→ Raw data
◇ ◇ ◇ ◇ ◇ ◇ ◇

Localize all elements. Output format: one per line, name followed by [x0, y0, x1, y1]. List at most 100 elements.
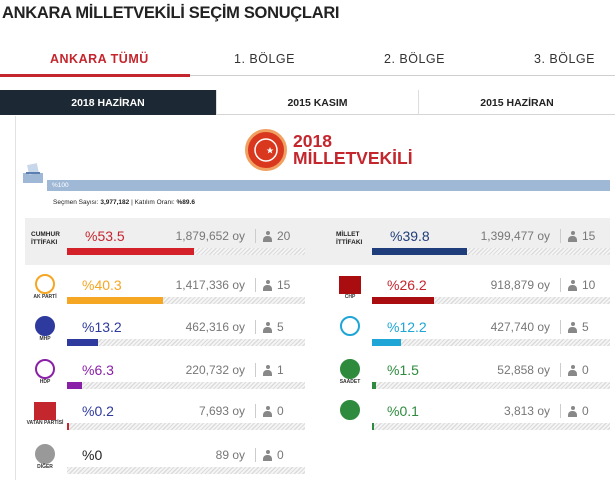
- page-title: ANKARA MİLLETVEKİLİ SEÇİM SONUÇLARI: [2, 4, 340, 22]
- vote-bar-fill: [372, 339, 402, 346]
- vote-count: 1,417,336 oy: [175, 278, 245, 292]
- party-logo-text: MHP: [39, 336, 51, 342]
- column-divider: [255, 320, 256, 334]
- tab-2015-kasim[interactable]: 2015 KASIM: [216, 90, 418, 115]
- seat-count: 0: [277, 448, 284, 462]
- vote-bar-fill: [372, 382, 376, 389]
- column-divider: [560, 404, 561, 418]
- column-divider: [255, 278, 256, 292]
- akp-bulb-icon: AK PARTİ: [32, 272, 58, 300]
- seat-person-icon: [263, 322, 272, 333]
- voter-stats: Seçmen Sayısı: 3,977,182 | Katılım Oranı…: [53, 199, 195, 206]
- party-row: %12.2 427,740 oy 5: [330, 314, 615, 346]
- seat-person-icon: [568, 365, 577, 376]
- party-row: VATAN PARTİSİ %0.2 7,693 oy 0: [25, 398, 310, 430]
- huda-par-logo-icon: [337, 398, 363, 424]
- column-divider: [255, 404, 256, 418]
- seat-count: 0: [277, 404, 284, 418]
- vote-bar-track: [67, 297, 305, 304]
- party-logo-text: CHP: [344, 294, 356, 300]
- tab-2015-haziran[interactable]: 2015 HAZİRAN: [418, 90, 615, 115]
- vote-bar-fill: [67, 248, 195, 255]
- seat-person-icon: [263, 365, 272, 376]
- vote-bar-track: [372, 382, 610, 389]
- alliance-name-line1: CUMHUR: [31, 231, 60, 238]
- vote-bar-fill: [67, 382, 82, 389]
- seat-person-icon: [568, 280, 577, 291]
- tab-bolge-3[interactable]: 3. BÖLGE: [534, 52, 595, 66]
- saadet-logo-icon: SAADET: [337, 357, 363, 385]
- vote-percentage: %0: [82, 447, 103, 463]
- vatan-logo-icon: VATAN PARTİSİ: [27, 398, 63, 426]
- tab-bolge-1[interactable]: 1. BÖLGE: [234, 52, 295, 66]
- election-type: MİLLETVEKİLİ: [293, 148, 413, 168]
- seat-person-icon: [568, 231, 577, 242]
- party-row: DİĞER %0 89 oy 0: [25, 442, 310, 474]
- vote-bar-track: [67, 339, 305, 346]
- vote-percentage: %12.2: [387, 319, 427, 335]
- alliance-name-line2: İTTİFAKI: [31, 239, 58, 246]
- party-row: MHP %13.2 462,316 oy 5: [25, 314, 310, 346]
- vote-percentage: %26.2: [387, 277, 427, 293]
- party-row: CHP %26.2 918,879 oy 10: [330, 272, 615, 304]
- vote-bar-track: [372, 339, 610, 346]
- alliance-name: MİLLET İTTİFAKI: [336, 231, 362, 247]
- seat-count: 0: [582, 404, 589, 418]
- seat-person-icon: [568, 322, 577, 333]
- mhp-crescents-icon: MHP: [32, 314, 58, 342]
- vote-bar-fill: [67, 339, 99, 346]
- tab-2018-haziran[interactable]: 2018 HAZİRAN: [0, 90, 216, 115]
- vote-percentage: %53.5: [85, 228, 125, 244]
- alliance-name: CUMHUR İTTİFAKI: [31, 231, 60, 247]
- seat-count: 5: [582, 320, 589, 334]
- vote-bar-track: [67, 248, 305, 255]
- alliance-summary: [25, 218, 610, 265]
- vote-count: 7,693 oy: [198, 404, 245, 418]
- chp-arrows-icon: CHP: [337, 272, 363, 300]
- alliance-name-line2: İTTİFAKI: [336, 239, 363, 246]
- vote-bar-fill: [372, 297, 435, 304]
- seat-person-icon: [568, 406, 577, 417]
- vote-count: 427,740 oy: [490, 320, 550, 334]
- column-divider: [560, 320, 561, 334]
- hdp-tree-icon: HDP: [32, 357, 58, 385]
- alliance-row: MİLLET İTTİFAKI %39.8 1,399,477 oy 15: [330, 223, 615, 255]
- diger-circle-icon: DİĞER: [32, 442, 58, 470]
- vote-bar-track: [372, 423, 610, 430]
- vote-count: 918,879 oy: [490, 278, 550, 292]
- date-tabs: 2018 HAZİRAN 2015 KASIM 2015 HAZİRAN: [0, 90, 615, 115]
- region-tabs: ANKARA TÜMÜ 1. BÖLGE 2. BÖLGE 3. BÖLGE: [0, 44, 615, 77]
- iyi-sun-icon: [337, 314, 363, 340]
- vote-bar-track: [67, 467, 305, 474]
- ballot-box-icon: [22, 162, 44, 184]
- column-divider: [560, 229, 561, 243]
- alliance-name-line1: MİLLET: [336, 231, 360, 238]
- column-divider: [560, 278, 561, 292]
- party-row: SAADET %1.5 52,858 oy 0: [330, 357, 615, 389]
- vote-bar-track: [372, 297, 610, 304]
- seat-person-icon: [263, 450, 272, 461]
- seat-count: 5: [277, 320, 284, 334]
- seat-person-icon: [263, 231, 272, 242]
- turnout-bar: %100: [47, 180, 610, 191]
- election-year: 2018: [293, 131, 332, 151]
- column-divider: [255, 229, 256, 243]
- vote-percentage: %13.2: [82, 319, 122, 335]
- seat-count: 15: [277, 278, 291, 292]
- seat-person-icon: [263, 280, 272, 291]
- seat-count: 0: [582, 363, 589, 377]
- seat-count: 1: [277, 363, 284, 377]
- party-logo-text: DİĞER: [37, 464, 53, 470]
- vote-count: 462,316 oy: [185, 320, 245, 334]
- party-row: %0.1 3,813 oy 0: [330, 398, 615, 430]
- column-divider: [255, 448, 256, 462]
- voters-label: Seçmen Sayısı:: [53, 199, 99, 206]
- seat-count: 20: [277, 229, 291, 243]
- vote-percentage: %0.1: [387, 403, 419, 419]
- tab-ankara-tumu[interactable]: ANKARA TÜMÜ: [50, 52, 149, 66]
- vote-percentage: %40.3: [82, 277, 122, 293]
- stats-separator: |: [131, 199, 133, 206]
- tab-bolge-2[interactable]: 2. BÖLGE: [384, 52, 445, 66]
- vote-bar-fill: [372, 423, 374, 430]
- vote-bar-fill: [67, 297, 163, 304]
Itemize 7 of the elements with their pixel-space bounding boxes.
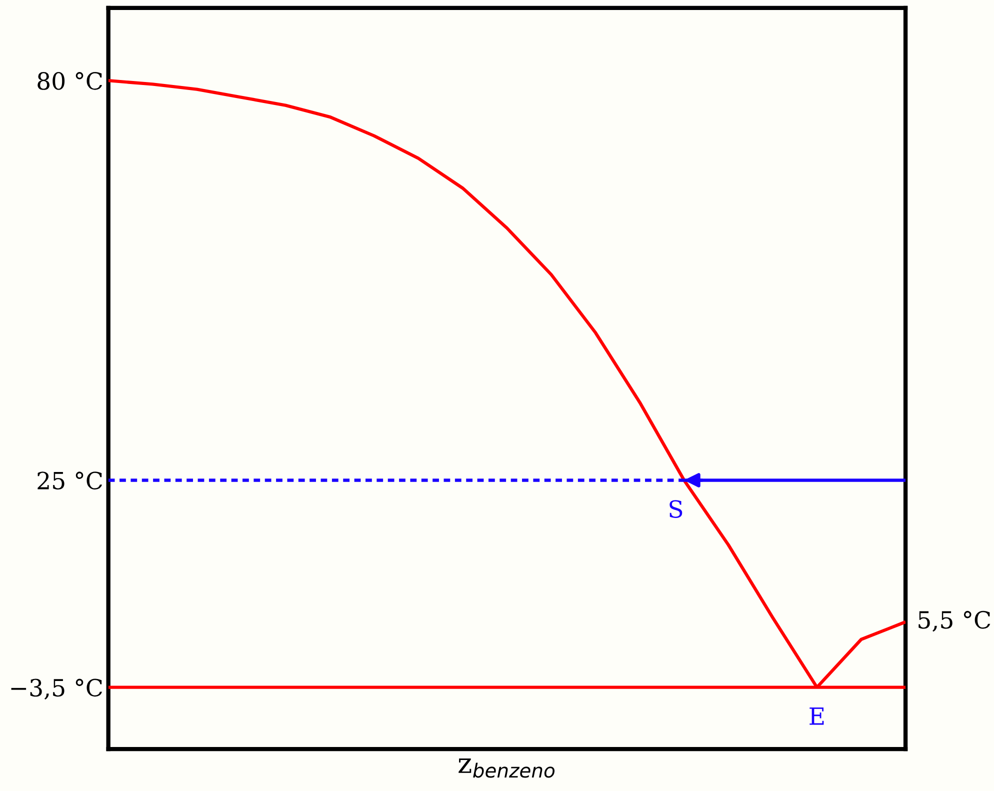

◇ ◇ ◇ ◇ ◇ ◇ ◇

→ Task to carry out
Can you write out all the records above again with every "seat-person-icon" changed to "seat-icon", everything else unchanged and the pictures left out?

→ Task response
Localize all elements. Output format: one per line, name followed by [x0, y0, x1, y1]. List at most 100 elements.
- page-title: ANKARA MİLLETVEKİLİ SEÇİM SONUÇLARI: [2, 4, 340, 22]
- vote-bar-fill: [372, 339, 402, 346]
- vote-count: 1,417,336 oy: [175, 278, 245, 292]
- party-logo-text: MHP: [39, 336, 51, 342]
- column-divider: [255, 320, 256, 334]
- tab-2015-kasim[interactable]: 2015 KASIM: [216, 90, 418, 115]
- seat-count: 0: [277, 448, 284, 462]
- vote-bar-fill: [372, 382, 376, 389]
- column-divider: [560, 404, 561, 418]
- column-divider: [255, 278, 256, 292]
- akp-bulb-icon: AK PARTİ: [32, 272, 58, 300]
- seat-icon: [263, 322, 272, 333]
- voter-stats: Seçmen Sayısı: 3,977,182 | Katılım Oranı…: [53, 199, 195, 206]
- party-row: %12.2 427,740 oy 5: [330, 314, 615, 346]
- seat-icon: [568, 365, 577, 376]
- party-row: VATAN PARTİSİ %0.2 7,693 oy 0: [25, 398, 310, 430]
- huda-par-logo-icon: [337, 398, 363, 424]
- column-divider: [255, 404, 256, 418]
- seat-count: 0: [277, 404, 284, 418]
- vote-bar-track: [67, 297, 305, 304]
- party-logo-text: CHP: [344, 294, 356, 300]
- tab-2015-haziran[interactable]: 2015 HAZİRAN: [418, 90, 615, 115]
- vote-bar-fill: [67, 248, 195, 255]
- seat-icon: [263, 365, 272, 376]
- vote-bar-track: [372, 382, 610, 389]
- alliance-name-line1: CUMHUR: [31, 231, 60, 238]
- vote-bar-fill: [67, 382, 82, 389]
- seat-icon: [568, 280, 577, 291]
- tab-bolge-3[interactable]: 3. BÖLGE: [534, 52, 595, 66]
- saadet-logo-icon: SAADET: [337, 357, 363, 385]
- vote-percentage: %0: [82, 447, 103, 463]
- vatan-logo-icon: VATAN PARTİSİ: [27, 398, 63, 426]
- tab-bolge-1[interactable]: 1. BÖLGE: [234, 52, 295, 66]
- election-type: MİLLETVEKİLİ: [293, 148, 413, 168]
- seat-icon: [568, 231, 577, 242]
- party-row: DİĞER %0 89 oy 0: [25, 442, 310, 474]
- vote-bar-track: [67, 339, 305, 346]
- vote-percentage: %12.2: [387, 319, 427, 335]
- alliance-name-line2: İTTİFAKI: [31, 239, 58, 246]
- party-row: MHP %13.2 462,316 oy 5: [25, 314, 310, 346]
- vote-percentage: %26.2: [387, 277, 427, 293]
- party-row: CHP %26.2 918,879 oy 10: [330, 272, 615, 304]
- vote-bar-track: [372, 339, 610, 346]
- alliance-name: MİLLET İTTİFAKI: [336, 231, 362, 247]
- seat-count: 0: [582, 404, 589, 418]
- seat-icon: [568, 322, 577, 333]
- mhp-crescents-icon: MHP: [32, 314, 58, 342]
- vote-bar-fill: [67, 339, 99, 346]
- tab-2018-haziran[interactable]: 2018 HAZİRAN: [0, 90, 216, 115]
- vote-percentage: %53.5: [85, 228, 125, 244]
- alliance-name: CUMHUR İTTİFAKI: [31, 231, 60, 247]
- seat-count: 5: [582, 320, 589, 334]
- vote-bar-track: [67, 248, 305, 255]
- alliance-summary: [25, 218, 610, 265]
- vote-count: 7,693 oy: [198, 404, 245, 418]
- chp-arrows-icon: CHP: [337, 272, 363, 300]
- alliance-name-line2: İTTİFAKI: [336, 239, 363, 246]
- vote-bar-fill: [372, 297, 435, 304]
- seat-icon: [568, 406, 577, 417]
- vote-count: 427,740 oy: [490, 320, 550, 334]
- column-divider: [560, 320, 561, 334]
- hdp-tree-icon: HDP: [32, 357, 58, 385]
- alliance-row: MİLLET İTTİFAKI %39.8 1,399,477 oy 15: [330, 223, 615, 255]
- diger-circle-icon: DİĞER: [32, 442, 58, 470]
- vote-bar-track: [372, 423, 610, 430]
- vote-count: 918,879 oy: [490, 278, 550, 292]
- date-tabs: 2018 HAZİRAN 2015 KASIM 2015 HAZİRAN: [0, 90, 615, 115]
- region-tabs: ANKARA TÜMÜ 1. BÖLGE 2. BÖLGE 3. BÖLGE: [0, 44, 615, 77]
- iyi-sun-icon: [337, 314, 363, 340]
- vote-bar-track: [67, 467, 305, 474]
- ballot-box-icon: [22, 162, 44, 184]
- column-divider: [560, 229, 561, 243]
- alliance-name-line1: MİLLET: [336, 231, 360, 238]
- column-divider: [560, 278, 561, 292]
- party-row: SAADET %1.5 52,858 oy 0: [330, 357, 615, 389]
- vote-bar-track: [372, 297, 610, 304]
- seat-icon: [263, 450, 272, 461]
- seat-count: 5: [277, 320, 284, 334]
- seat-icon: [263, 231, 272, 242]
- turnout-bar: %100: [47, 180, 610, 191]
- election-year: 2018: [293, 131, 332, 151]
- column-divider: [255, 229, 256, 243]
- vote-percentage: %13.2: [82, 319, 122, 335]
- seat-count: 15: [277, 278, 291, 292]
- seat-icon: [263, 280, 272, 291]
- seat-count: 0: [582, 363, 589, 377]
- seat-count: 1: [277, 363, 284, 377]
- party-logo-text: DİĞER: [37, 464, 53, 470]
- vote-count: 462,316 oy: [185, 320, 245, 334]
- party-row: %0.1 3,813 oy 0: [330, 398, 615, 430]
- column-divider: [255, 448, 256, 462]
- voters-label: Seçmen Sayısı:: [53, 199, 99, 206]
- seat-count: 20: [277, 229, 291, 243]
- vote-percentage: %0.1: [387, 403, 419, 419]
- tab-ankara-tumu[interactable]: ANKARA TÜMÜ: [50, 52, 149, 66]
- vote-percentage: %40.3: [82, 277, 122, 293]
- stats-separator: |: [131, 199, 133, 206]
- tab-bolge-2[interactable]: 2. BÖLGE: [384, 52, 445, 66]
- vote-bar-fill: [372, 423, 374, 430]
- vote-bar-fill: [67, 297, 163, 304]
Itemize 7 of the elements with their pixel-space bounding boxes.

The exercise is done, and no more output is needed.